All records below must be retyped exactly.

-- START Records provided --

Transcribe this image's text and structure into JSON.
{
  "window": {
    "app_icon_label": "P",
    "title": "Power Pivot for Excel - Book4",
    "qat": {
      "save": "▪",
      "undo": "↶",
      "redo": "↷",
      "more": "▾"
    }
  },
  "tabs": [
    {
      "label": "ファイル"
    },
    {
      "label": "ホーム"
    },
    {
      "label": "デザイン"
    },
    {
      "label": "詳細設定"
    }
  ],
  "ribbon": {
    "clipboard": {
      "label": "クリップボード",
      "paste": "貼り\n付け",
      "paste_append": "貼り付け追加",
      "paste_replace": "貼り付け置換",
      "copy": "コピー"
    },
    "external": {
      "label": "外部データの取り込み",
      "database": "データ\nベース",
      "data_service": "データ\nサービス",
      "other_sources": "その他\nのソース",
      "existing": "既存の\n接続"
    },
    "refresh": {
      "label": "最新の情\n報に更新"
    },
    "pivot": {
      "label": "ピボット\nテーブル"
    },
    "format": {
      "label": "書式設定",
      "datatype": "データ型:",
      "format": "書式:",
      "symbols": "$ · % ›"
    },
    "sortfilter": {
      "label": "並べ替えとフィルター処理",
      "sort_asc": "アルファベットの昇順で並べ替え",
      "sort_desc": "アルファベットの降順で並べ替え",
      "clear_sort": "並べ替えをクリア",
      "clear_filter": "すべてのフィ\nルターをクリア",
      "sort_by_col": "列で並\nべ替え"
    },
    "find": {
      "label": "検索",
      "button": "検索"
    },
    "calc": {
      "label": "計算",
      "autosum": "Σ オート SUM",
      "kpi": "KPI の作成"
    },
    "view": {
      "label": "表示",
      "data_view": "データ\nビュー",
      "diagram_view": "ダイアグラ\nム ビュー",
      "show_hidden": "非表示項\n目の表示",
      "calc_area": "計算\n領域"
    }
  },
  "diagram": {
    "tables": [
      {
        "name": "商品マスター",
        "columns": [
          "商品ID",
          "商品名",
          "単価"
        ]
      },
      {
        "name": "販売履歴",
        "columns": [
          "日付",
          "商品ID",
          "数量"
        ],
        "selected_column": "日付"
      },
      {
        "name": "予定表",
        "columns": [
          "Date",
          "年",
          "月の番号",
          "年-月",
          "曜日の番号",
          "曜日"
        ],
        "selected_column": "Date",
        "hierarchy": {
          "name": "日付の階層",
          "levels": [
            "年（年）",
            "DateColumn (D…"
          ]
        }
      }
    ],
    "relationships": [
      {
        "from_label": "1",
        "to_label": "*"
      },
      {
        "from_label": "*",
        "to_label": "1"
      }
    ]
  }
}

-- END Records provided --

◆ **Expected output**:
Transcribe this image's text and structure into JSON.
{
  "window": {
    "app_icon_label": "P",
    "title": "Power Pivot for Excel - Book4",
    "qat": {
      "save": "▪",
      "undo": "↶",
      "redo": "↷",
      "more": "▾"
    }
  },
  "tabs": [
    {
      "label": "ファイル"
    },
    {
      "label": "ホーム"
    },
    {
      "label": "デザイン"
    },
    {
      "label": "詳細設定"
    }
  ],
  "ribbon": {
    "clipboard": {
      "label": "クリップボード",
      "paste": "貼り\n付け",
      "paste_append": "貼り付け追加",
      "paste_replace": "貼り付け置換",
      "copy": "コピー"
    },
    "external": {
      "label": "外部データの取り込み",
      "database": "データ\nベース",
      "data_service": "データ\nサービス",
      "other_sources": "その他\nのソース",
      "existing": "既存の\n接続"
    },
    "refresh": {
      "label": "最新の情\n報に更新"
    },
    "pivot": {
      "label": "ピボット\nテーブル"
    },
    "format": {
      "label": "書式設定",
      "datatype": "データ型:",
      "format": "書式:",
      "symbols": "$ · % ›"
    },
    "sortfilter": {
      "label": "並べ替えとフィルター処理",
      "sort_asc": "アルファベットの昇順で並べ替え",
      "sort_desc": "アルファベットの降順で並べ替え",
      "clear_sort": "並べ替えをクリア",
      "clear_filter": "すべてのフィ\nルターをクリア",
      "sort_by_col": "列で並\nべ替え"
    },
    "find": {
      "label": "検索",
      "button": "検索"
    },
    "calc": {
      "label": "計算",
      "autosum": "Σ オート SUM",
      "kpi": "KPI の作成"
    },
    "view": {
      "label": "表示",
      "data_view": "データ\nビュー",
      "diagram_view": "ダイアグラ\nム ビュー",
      "show_hidden": "非表示項\n目の表示",
      "calc_area": "計算\n領域"
    }
  },
  "diagram": {
    "tables": [
      {
        "name": "商品マスター",
        "columns": [
          "商品ID",
          "商品名",
          "単価"
        ]
      },
      {
        "name": "販売履歴",
        "columns": [
          "日付",
          "商品ID",
          "数量"
        ],
        "selected_column": "日付"
      },
      {
        "name": "予定表",
        "columns": [
          "Date",
          "年",
          "月の番号",
          "年-月",
          "曜日の番号",
          "曜日"
        ],
        "selected_column": "Date",
        "hierarchy": {
          "name": "日付の階層",
          "levels": [
            "年（年）",
            "DateColumn (D…"
          ]
        }
      }
    ],
    "relationships": [
      {
        "from_label": "1",
        "to_label": "*"
      },
      {
        "from_label": "*",
        "to_label": "1"
      }
    ]
  }
}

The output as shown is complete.